BRIEF: Please copy the material below with every "square-icon" swapped for "box-icon" and nothing else altered. Omit the pictures from your answer.

+++

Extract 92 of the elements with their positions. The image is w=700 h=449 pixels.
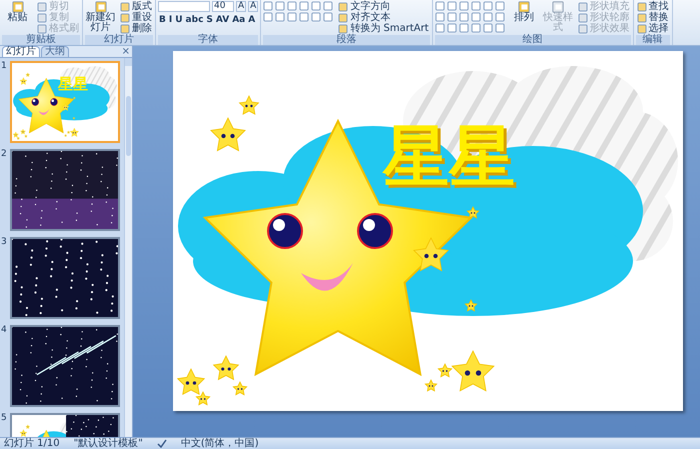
square-icon <box>470 1 481 11</box>
slide-number: 4 <box>0 325 8 335</box>
ribbon-button[interactable]: 替换 <box>636 12 670 23</box>
format-button[interactable]: I <box>168 14 174 26</box>
ribbon-button[interactable]: 新建幻灯片 <box>85 1 116 35</box>
square-icon <box>458 12 469 22</box>
square-icon <box>275 1 286 11</box>
format-button[interactable]: Aa <box>231 14 246 26</box>
slide-number: 5 <box>0 413 8 423</box>
square-icon <box>299 1 310 11</box>
square-icon <box>37 2 47 12</box>
status-text: "默认设计模板" <box>74 438 143 448</box>
slide-number: 2 <box>0 149 8 159</box>
ribbon-button[interactable]: 粘贴 <box>2 1 33 35</box>
format-button[interactable]: A <box>247 14 256 26</box>
square-icon <box>434 23 445 33</box>
ribbon-button[interactable]: 排列 <box>508 1 540 35</box>
format-button[interactable]: AV <box>214 14 230 26</box>
square-icon <box>37 24 47 34</box>
square-icon <box>338 24 348 34</box>
square-icon <box>287 1 298 11</box>
square-icon <box>446 1 457 11</box>
ribbon-button[interactable]: 版式 <box>119 1 153 12</box>
square-icon <box>287 12 298 22</box>
square-icon <box>482 1 493 11</box>
format-button[interactable]: abc <box>184 14 204 26</box>
format-button[interactable]: S <box>205 14 214 26</box>
square-icon <box>338 12 348 22</box>
font-size-button[interactable]: A <box>248 1 258 12</box>
square-icon <box>323 1 334 11</box>
square-icon <box>636 2 647 12</box>
group-label: 编辑 <box>636 35 670 45</box>
square-icon <box>494 23 505 33</box>
square-icon <box>578 2 588 12</box>
square-icon <box>120 12 130 22</box>
format-button[interactable]: U <box>174 14 184 26</box>
square-icon <box>578 12 588 22</box>
group-label: 幻灯片 <box>85 35 153 45</box>
square-icon <box>446 23 457 33</box>
square-icon <box>578 24 588 34</box>
square-icon <box>434 1 445 11</box>
square-icon <box>494 1 505 11</box>
status-text: 幻灯片 1/10 <box>4 438 60 448</box>
group-label: 字体 <box>158 35 258 45</box>
square-icon <box>37 12 47 22</box>
close-button[interactable]: × <box>122 47 130 57</box>
document-icon <box>517 1 532 13</box>
square-icon <box>494 12 505 22</box>
scrollbar[interactable] <box>124 58 132 437</box>
document-icon <box>10 1 24 13</box>
ribbon-button[interactable]: 删除 <box>119 23 153 34</box>
square-icon <box>275 12 286 22</box>
pane-tab[interactable]: 大纲 <box>41 46 69 57</box>
square-icon <box>434 12 445 22</box>
square-icon <box>446 12 457 22</box>
font-name-field[interactable] <box>158 1 210 12</box>
ribbon-button[interactable]: 选择 <box>636 23 670 34</box>
square-icon <box>311 1 322 11</box>
group-label: 剪贴板 <box>2 35 80 45</box>
ribbon-button[interactable]: 转换为 SmartArt <box>337 23 430 34</box>
square-icon <box>338 2 348 12</box>
square-icon <box>458 23 469 33</box>
square-icon <box>120 2 130 12</box>
ribbon-button[interactable]: 对齐文本 <box>337 12 430 23</box>
square-icon <box>458 1 469 11</box>
status-text: 中文(简体，中国) <box>180 438 259 448</box>
font-size-field[interactable]: 40 <box>212 1 234 12</box>
ribbon-button[interactable]: 查找 <box>636 1 670 12</box>
format-button[interactable]: B <box>158 14 167 26</box>
pane-tab[interactable]: 幻灯片 <box>2 46 40 57</box>
square-icon <box>482 12 493 22</box>
ribbon-button[interactable]: 文字方向 <box>337 1 430 12</box>
square-icon <box>299 12 310 22</box>
ribbon-button[interactable]: 重设 <box>119 12 153 23</box>
square-icon <box>323 12 334 22</box>
square-icon <box>263 1 274 11</box>
square-icon <box>120 24 130 34</box>
square-icon <box>482 23 493 33</box>
square-icon <box>636 12 647 22</box>
square-icon <box>470 23 481 33</box>
slide-number: 1 <box>0 61 8 71</box>
font-size-button[interactable]: A <box>236 1 246 12</box>
square-icon <box>263 12 274 22</box>
slide-number: 3 <box>0 237 8 247</box>
square-icon <box>470 12 481 22</box>
square-icon <box>311 12 322 22</box>
group-label: 绘图 <box>434 35 631 45</box>
checkmark-icon[interactable] <box>156 439 167 448</box>
document-icon <box>551 1 566 13</box>
document-icon <box>94 1 108 13</box>
square-icon <box>636 24 647 34</box>
group-label: 段落 <box>263 35 430 45</box>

+++

RESPONSE:
Extract 92 of the elements with their positions. The image is w=700 h=449 pixels.
box-icon <box>470 1 481 11</box>
slide-number: 4 <box>0 325 8 335</box>
ribbon-button[interactable]: 替换 <box>636 12 670 23</box>
format-button[interactable]: I <box>168 14 174 26</box>
ribbon-button[interactable]: 新建幻灯片 <box>85 1 116 35</box>
box-icon <box>458 12 469 22</box>
box-icon <box>275 1 286 11</box>
format-button[interactable]: Aa <box>231 14 246 26</box>
slide-number: 5 <box>0 413 8 423</box>
box-icon <box>299 1 310 11</box>
box-icon <box>37 2 47 12</box>
status-text: "默认设计模板" <box>74 438 143 448</box>
slide-number: 2 <box>0 149 8 159</box>
ribbon-button[interactable]: 粘贴 <box>2 1 33 35</box>
format-button[interactable]: A <box>247 14 256 26</box>
box-icon <box>434 23 445 33</box>
ribbon-button[interactable]: 排列 <box>508 1 540 35</box>
format-button[interactable]: AV <box>214 14 230 26</box>
box-icon <box>37 24 47 34</box>
box-icon <box>338 24 348 34</box>
box-icon <box>287 1 298 11</box>
box-icon <box>446 1 457 11</box>
ribbon-button[interactable]: 版式 <box>119 1 153 12</box>
box-icon <box>287 12 298 22</box>
box-icon <box>482 1 493 11</box>
format-button[interactable]: abc <box>184 14 204 26</box>
format-button[interactable]: S <box>205 14 214 26</box>
box-icon <box>338 12 348 22</box>
font-size-button[interactable]: A <box>248 1 258 12</box>
box-icon <box>323 1 334 11</box>
box-icon <box>636 2 647 12</box>
group-label: 编辑 <box>636 35 670 45</box>
box-icon <box>494 23 505 33</box>
box-icon <box>578 2 588 12</box>
box-icon <box>120 12 130 22</box>
format-button[interactable]: U <box>174 14 184 26</box>
box-icon <box>578 12 588 22</box>
group-label: 幻灯片 <box>85 35 153 45</box>
box-icon <box>446 23 457 33</box>
box-icon <box>578 24 588 34</box>
box-icon <box>434 1 445 11</box>
box-icon <box>494 1 505 11</box>
status-text: 幻灯片 1/10 <box>4 438 60 448</box>
group-label: 字体 <box>158 35 258 45</box>
box-icon <box>37 12 47 22</box>
close-button[interactable]: × <box>122 47 130 57</box>
document-icon <box>517 1 532 13</box>
box-icon <box>494 12 505 22</box>
scrollbar[interactable] <box>124 58 132 437</box>
document-icon <box>10 1 24 13</box>
ribbon-button[interactable]: 删除 <box>119 23 153 34</box>
box-icon <box>275 12 286 22</box>
pane-tab[interactable]: 大纲 <box>41 46 69 57</box>
box-icon <box>434 12 445 22</box>
box-icon <box>446 12 457 22</box>
font-name-field[interactable] <box>158 1 210 12</box>
ribbon-button[interactable]: 选择 <box>636 23 670 34</box>
box-icon <box>311 1 322 11</box>
group-label: 剪贴板 <box>2 35 80 45</box>
ribbon-button[interactable]: 转换为 SmartArt <box>337 23 430 34</box>
box-icon <box>338 2 348 12</box>
box-icon <box>458 23 469 33</box>
box-icon <box>120 2 130 12</box>
ribbon-button[interactable]: 对齐文本 <box>337 12 430 23</box>
box-icon <box>458 1 469 11</box>
status-text: 中文(简体，中国) <box>180 438 259 448</box>
font-size-field[interactable]: 40 <box>212 1 234 12</box>
ribbon-button[interactable]: 查找 <box>636 1 670 12</box>
format-button[interactable]: B <box>158 14 167 26</box>
pane-tab[interactable]: 幻灯片 <box>2 46 40 57</box>
box-icon <box>482 12 493 22</box>
ribbon-button[interactable]: 文字方向 <box>337 1 430 12</box>
box-icon <box>299 12 310 22</box>
ribbon-button[interactable]: 重设 <box>119 12 153 23</box>
box-icon <box>323 12 334 22</box>
box-icon <box>263 1 274 11</box>
box-icon <box>120 24 130 34</box>
box-icon <box>482 23 493 33</box>
box-icon <box>636 12 647 22</box>
box-icon <box>470 23 481 33</box>
slide-number: 1 <box>0 61 8 71</box>
font-size-button[interactable]: A <box>236 1 246 12</box>
box-icon <box>263 12 274 22</box>
slide-number: 3 <box>0 237 8 247</box>
box-icon <box>470 12 481 22</box>
box-icon <box>311 12 322 22</box>
group-label: 绘图 <box>434 35 631 45</box>
checkmark-icon[interactable] <box>156 439 167 448</box>
document-icon <box>551 1 566 13</box>
document-icon <box>94 1 108 13</box>
box-icon <box>636 24 647 34</box>
group-label: 段落 <box>263 35 430 45</box>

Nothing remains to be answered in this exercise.